**Page extract:**
════════════════════
This is a topic I had already mentioned. In a perfect world, if A plays B, and A is better than B, then A will always win. And there will be perfect correlation between games since any game can be used to predict the outcome of any other, even there is none of the "causality dependcy" present since the games do not effect each other in any fashion.
Here's the next segment which again is a rehash of what has been explained previously:
=====================================================
Let's consider a series of hypothetical trial runs. I assume that you are as capable as anyone in the industry of preventing any causal
dependence between various games in the trials, so causal dependence will not factor in my calculations at all. I believe you when you
say that you have solved that problem.
Trial A: Crafty plays forty positions against each of five opponents with colors each way for a total of 400 games. The engines are each
limited to a node count of 10,000,000. Crafty wins 198 games.
Trial B: Same as Trial A, except the node count limit is changed to 10,010,000. Crafty wins 190 games.
Now we compare these two results to see if anything extraordinary has happened. In 400 games, the standard deviation is 10, and the
difference in results was only 8, so we are well within expected bounds. There's nothing to get excited about, and we move on to the
next experiment.
════════════════════
**Items:**

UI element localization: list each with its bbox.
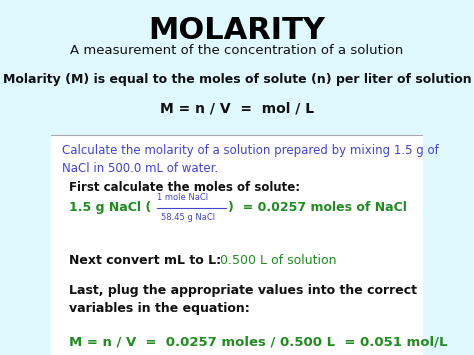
Text: 1.5 g NaCl (: 1.5 g NaCl ( — [69, 201, 152, 214]
Text: M = n / V  =  mol / L: M = n / V = mol / L — [160, 101, 314, 115]
Text: 0.500 L of solution: 0.500 L of solution — [220, 254, 337, 267]
Text: Molarity (M) is equal to the moles of solute (n) per liter of solution: Molarity (M) is equal to the moles of so… — [3, 73, 471, 86]
Text: M = n / V  =  0.0257 moles / 0.500 L  = 0.051 mol/L: M = n / V = 0.0257 moles / 0.500 L = 0.0… — [69, 335, 448, 349]
Text: A measurement of the concentration of a solution: A measurement of the concentration of a … — [70, 44, 404, 58]
FancyBboxPatch shape — [51, 135, 423, 355]
Text: Next convert mL to L:: Next convert mL to L: — [69, 254, 239, 267]
Text: 1 mole NaCl: 1 mole NaCl — [157, 193, 208, 202]
Text: )  = 0.0257 moles of NaCl: ) = 0.0257 moles of NaCl — [228, 201, 407, 214]
Text: MOLARITY: MOLARITY — [148, 16, 326, 45]
Text: Calculate the molarity of a solution prepared by mixing 1.5 g of
NaCl in 500.0 m: Calculate the molarity of a solution pre… — [62, 144, 438, 175]
Text: 58.45 g NaCl: 58.45 g NaCl — [161, 213, 215, 222]
Text: First calculate the moles of solute:: First calculate the moles of solute: — [69, 181, 301, 194]
Text: Last, plug the appropriate values into the correct
variables in the equation:: Last, plug the appropriate values into t… — [69, 284, 417, 315]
════════════════════
**Set of tasks:**
(1) Say whether each statement agrees with the Crafty trials post, answering yes or no and quoting the words of the post that decide it: (a) In Trial A the engines were limited to a node count of 10,000,000. (b) Crafty won 198 games in Trial B. (c) The standard deviation given for 400 games is 8.
(2) Pick up the Crafty trials post after its last sentence and keep going.
The records are separate material and are not part of the Crafty trials post.

**Answers in order:**
(1)
(a) Yes: "The engines are each limited to a node count of 10,000,000."
(b) No: "Crafty wins 190 games."
(c) No: "In 400 games, the standard deviation is 10"

(2)
Trial C: Same as Trial A, except that each position-opponent-color combination is played out 64 times. Yes, this is a silly experiment,
because we know that repeated playouts with a fixed node count give identical results, but bear with me. Crafty wins (as expected)
exactly 12672 games.
Trial D: Same as Trial B, except that each position-opponent-color combination is played out 64 times. Crafty wins 12160, as we knew it
would.
Now we compare the latter two trials. In 25,600 games the standard deviation is 80, and our difference in result was 512, so we are more
than six sigmas out. Holy cow! Run out and buy lottery tickets!
In this deterministic case it is easy to see what happened. The prefect correlation of the sixty-four repeats of each combination meant
that we were gaining no new information by expanding the trial. The calculation of standard deviation, however, assumes no correlation
whatsoever, i.e. perfect mathematical independence. Since the statistical assumption was not met, the statistical result is absurd.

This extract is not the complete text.